Wednesday, March 28, 2018

Is it finished? thoughts on John's Passion

It is finished.
Jesus said these words as he gave up his spirit and died.
That's how John says Jesus' life ended.
The cross was the end—or at least it was supposed to be the end for him.

This story of Jesus' cross has been in the air – it's been sung and spoken, painted and sculpted. Jesus cross has been portrayed in great dramas of stage and screen for 2000 years. It's been translated into more languages than I can count.

It's a story of such hope; but it's a story of hope that only comes after the deepest kind of pain. Jesus is the man of the cross. He is the God who would die for us—he is the one who would be killed both for us and by us. He is the God who came to the world revealing the full depth of God's love—only to be rejected by people like us. He came for us; he was rejected by us—and in our rejection we didn't just turn our backs on him—we called for his death.

And as he hung from his hands and feet on the cross he called out, it is finished. And for us that word of finality is really the beginning where we end and the power of God begins. Jesus didn't just lift us up from our pain—he entered into it completely. The cross is no model for self-improvement. The cross is actually failure. The cross is death, and sin, and the power of evil run full on into the world. The cross is ugly to look at and even worse is to look at Jesus, the man of the cross.

We like to make our crosses of gold and precious gems. But think of Jesus beaten and crowned with thorns, he is no stranger to grief and loss dying on the cross. He was pushing against the spikes for every breath now as his lunges likely filled with fluid. The last night he had so much to say. Now every word was a struggle. He called out, “It is finished” and then he gave up his spirit—the old king James said he gave up the ghost. We can relate. We have all had times when giving up was the only option.

The gospels tell us who killed Jesus and how it happened. And our lives speak about why he died and just what it really means today. The power of resurrection isn't to be underestimated—but neither is the place that the cross has in the story of new life.
The cross is the end.
But the cross for us remains a sign of hope because God would move and could move and does move. Christians aren't people who try harder and do better and get it all done on our own. Christians are people who walk in the way of the cross. We are people who stumble and fail. We are people who as hard as we try still need a savior.

And so we gather round the cross—to remember his death. And in remembering his death we remember the power of God that moves in our lives way beyond our power and our limits. Resurrection can come only after the finality of death. God's full power can only be known in your life when you have nothing left.
-=-=-=-=-
GIVEN TASK A
Return the stretch of the reflection on John's Passion from "Is it finished?" through "end for him.", copied word for word.

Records
-=-=-=-=-
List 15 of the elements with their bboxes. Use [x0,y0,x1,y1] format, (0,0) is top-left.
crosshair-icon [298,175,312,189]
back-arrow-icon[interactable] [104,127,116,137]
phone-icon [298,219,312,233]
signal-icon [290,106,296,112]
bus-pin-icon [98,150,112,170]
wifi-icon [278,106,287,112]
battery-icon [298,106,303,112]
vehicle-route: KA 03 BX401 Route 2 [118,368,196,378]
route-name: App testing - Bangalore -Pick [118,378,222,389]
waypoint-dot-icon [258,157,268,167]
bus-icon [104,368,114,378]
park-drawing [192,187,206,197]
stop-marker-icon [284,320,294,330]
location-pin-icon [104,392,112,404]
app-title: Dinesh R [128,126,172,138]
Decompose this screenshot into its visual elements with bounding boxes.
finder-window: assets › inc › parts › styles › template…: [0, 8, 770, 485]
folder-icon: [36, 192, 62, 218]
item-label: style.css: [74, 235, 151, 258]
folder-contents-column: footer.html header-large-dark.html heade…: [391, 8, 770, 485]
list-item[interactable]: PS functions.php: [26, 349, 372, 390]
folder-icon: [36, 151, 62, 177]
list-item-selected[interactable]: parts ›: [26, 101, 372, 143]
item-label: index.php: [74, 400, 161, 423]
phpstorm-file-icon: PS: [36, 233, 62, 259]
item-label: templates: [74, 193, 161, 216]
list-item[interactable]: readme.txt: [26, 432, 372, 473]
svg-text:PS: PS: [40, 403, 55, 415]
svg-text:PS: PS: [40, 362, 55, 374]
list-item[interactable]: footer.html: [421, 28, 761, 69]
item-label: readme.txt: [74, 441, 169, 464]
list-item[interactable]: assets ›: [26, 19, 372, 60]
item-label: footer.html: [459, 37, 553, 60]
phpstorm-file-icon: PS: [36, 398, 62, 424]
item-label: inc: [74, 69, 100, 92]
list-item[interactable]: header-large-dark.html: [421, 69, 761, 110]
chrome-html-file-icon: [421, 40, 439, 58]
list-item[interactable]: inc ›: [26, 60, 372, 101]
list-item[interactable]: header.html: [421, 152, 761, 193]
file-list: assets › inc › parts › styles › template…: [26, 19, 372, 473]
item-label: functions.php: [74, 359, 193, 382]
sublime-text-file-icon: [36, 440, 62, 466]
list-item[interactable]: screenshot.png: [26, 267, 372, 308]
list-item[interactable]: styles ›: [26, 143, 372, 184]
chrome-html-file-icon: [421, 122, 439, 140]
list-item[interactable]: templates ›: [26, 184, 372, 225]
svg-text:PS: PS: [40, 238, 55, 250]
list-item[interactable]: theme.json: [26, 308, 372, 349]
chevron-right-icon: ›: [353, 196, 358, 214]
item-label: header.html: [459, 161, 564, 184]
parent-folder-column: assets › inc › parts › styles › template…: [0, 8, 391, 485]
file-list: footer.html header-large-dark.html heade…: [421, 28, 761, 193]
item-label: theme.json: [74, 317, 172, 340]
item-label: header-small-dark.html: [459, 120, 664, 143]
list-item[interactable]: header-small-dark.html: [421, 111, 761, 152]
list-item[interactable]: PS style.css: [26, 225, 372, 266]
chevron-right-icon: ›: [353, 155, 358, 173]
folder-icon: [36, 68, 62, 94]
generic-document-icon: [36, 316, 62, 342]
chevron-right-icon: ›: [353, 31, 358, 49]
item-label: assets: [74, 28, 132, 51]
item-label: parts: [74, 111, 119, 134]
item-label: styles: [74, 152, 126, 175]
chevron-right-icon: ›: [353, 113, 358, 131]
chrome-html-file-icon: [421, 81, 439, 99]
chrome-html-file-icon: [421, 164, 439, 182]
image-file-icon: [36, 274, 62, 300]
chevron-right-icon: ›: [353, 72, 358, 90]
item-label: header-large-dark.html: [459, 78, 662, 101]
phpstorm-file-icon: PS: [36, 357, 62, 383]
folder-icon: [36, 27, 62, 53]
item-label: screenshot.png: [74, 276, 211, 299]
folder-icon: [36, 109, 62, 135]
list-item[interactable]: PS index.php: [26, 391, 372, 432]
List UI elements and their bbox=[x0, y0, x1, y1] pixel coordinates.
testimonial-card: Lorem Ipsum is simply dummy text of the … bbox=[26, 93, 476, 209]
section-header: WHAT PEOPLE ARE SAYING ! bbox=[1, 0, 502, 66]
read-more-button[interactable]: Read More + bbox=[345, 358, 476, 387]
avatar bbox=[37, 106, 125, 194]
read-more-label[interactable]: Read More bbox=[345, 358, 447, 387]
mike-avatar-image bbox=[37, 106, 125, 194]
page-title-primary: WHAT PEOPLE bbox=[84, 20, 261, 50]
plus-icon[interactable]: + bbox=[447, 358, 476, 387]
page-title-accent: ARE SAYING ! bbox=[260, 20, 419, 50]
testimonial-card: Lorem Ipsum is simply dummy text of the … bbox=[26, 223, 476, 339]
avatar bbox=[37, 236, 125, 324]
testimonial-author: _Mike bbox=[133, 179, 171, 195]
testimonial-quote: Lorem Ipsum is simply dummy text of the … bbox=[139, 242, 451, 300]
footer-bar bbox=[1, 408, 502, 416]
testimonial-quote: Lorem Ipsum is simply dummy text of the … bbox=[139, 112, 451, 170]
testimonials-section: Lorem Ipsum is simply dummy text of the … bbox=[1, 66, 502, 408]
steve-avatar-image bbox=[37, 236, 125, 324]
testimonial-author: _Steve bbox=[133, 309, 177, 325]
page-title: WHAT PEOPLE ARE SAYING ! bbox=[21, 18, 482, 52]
-=-=-=-=-
GIVEN TASK B
Retype the stretch of the entries from their first line through the line containing "file-list: assets ›", keeping every character unchanged.

EXPECTED ANSWER A
Is it finished? thoughts on John's Passion

It is finished.
Jesus said these words as he gave up his spirit and died.
That's how John says Jesus' life ended.
The cross was the end—or at least it was supposed to be the end for him.

EXPECTED ANSWER B
List 15 of the elements with their bboxes. Use [x0,y0,x1,y1] format, (0,0) is top-left.
crosshair-icon [298,175,312,189]
back-arrow-icon[interactable] [104,127,116,137]
phone-icon [298,219,312,233]
signal-icon [290,106,296,112]
bus-pin-icon [98,150,112,170]
wifi-icon [278,106,287,112]
battery-icon [298,106,303,112]
vehicle-route: KA 03 BX401 Route 2 [118,368,196,378]
route-name: App testing - Bangalore -Pick [118,378,222,389]
waypoint-dot-icon [258,157,268,167]
bus-icon [104,368,114,378]
park-drawing [192,187,206,197]
stop-marker-icon [284,320,294,330]
location-pin-icon [104,392,112,404]
app-title: Dinesh R [128,126,172,138]
Decompose this screenshot into its visual elements with bounding boxes.
finder-window: assets › inc › parts › styles › template…: [0, 8, 770, 485]
folder-icon: [36, 192, 62, 218]
item-label: style.css: [74, 235, 151, 258]
folder-contents-column: footer.html header-large-dark.html heade…: [391, 8, 770, 485]
list-item[interactable]: PS functions.php: [26, 349, 372, 390]
folder-icon: [36, 151, 62, 177]
list-item-selected[interactable]: parts ›: [26, 101, 372, 143]
item-label: index.php: [74, 400, 161, 423]
phpstorm-file-icon: PS: [36, 233, 62, 259]
item-label: templates: [74, 193, 161, 216]
list-item[interactable]: readme.txt: [26, 432, 372, 473]
svg-text:PS: PS: [40, 403, 55, 415]
svg-text:PS: PS: [40, 362, 55, 374]
list-item[interactable]: footer.html: [421, 28, 761, 69]
item-label: readme.txt: [74, 441, 169, 464]
list-item[interactable]: assets ›: [26, 19, 372, 60]
item-label: footer.html: [459, 37, 553, 60]
phpstorm-file-icon: PS: [36, 398, 62, 424]
item-label: inc: [74, 69, 100, 92]
list-item[interactable]: header-large-dark.html: [421, 69, 761, 110]
chrome-html-file-icon: [421, 40, 439, 58]
list-item[interactable]: inc ›: [26, 60, 372, 101]
list-item[interactable]: header.html: [421, 152, 761, 193]
file-list: assets › inc › parts › styles › template…: [26, 19, 372, 473]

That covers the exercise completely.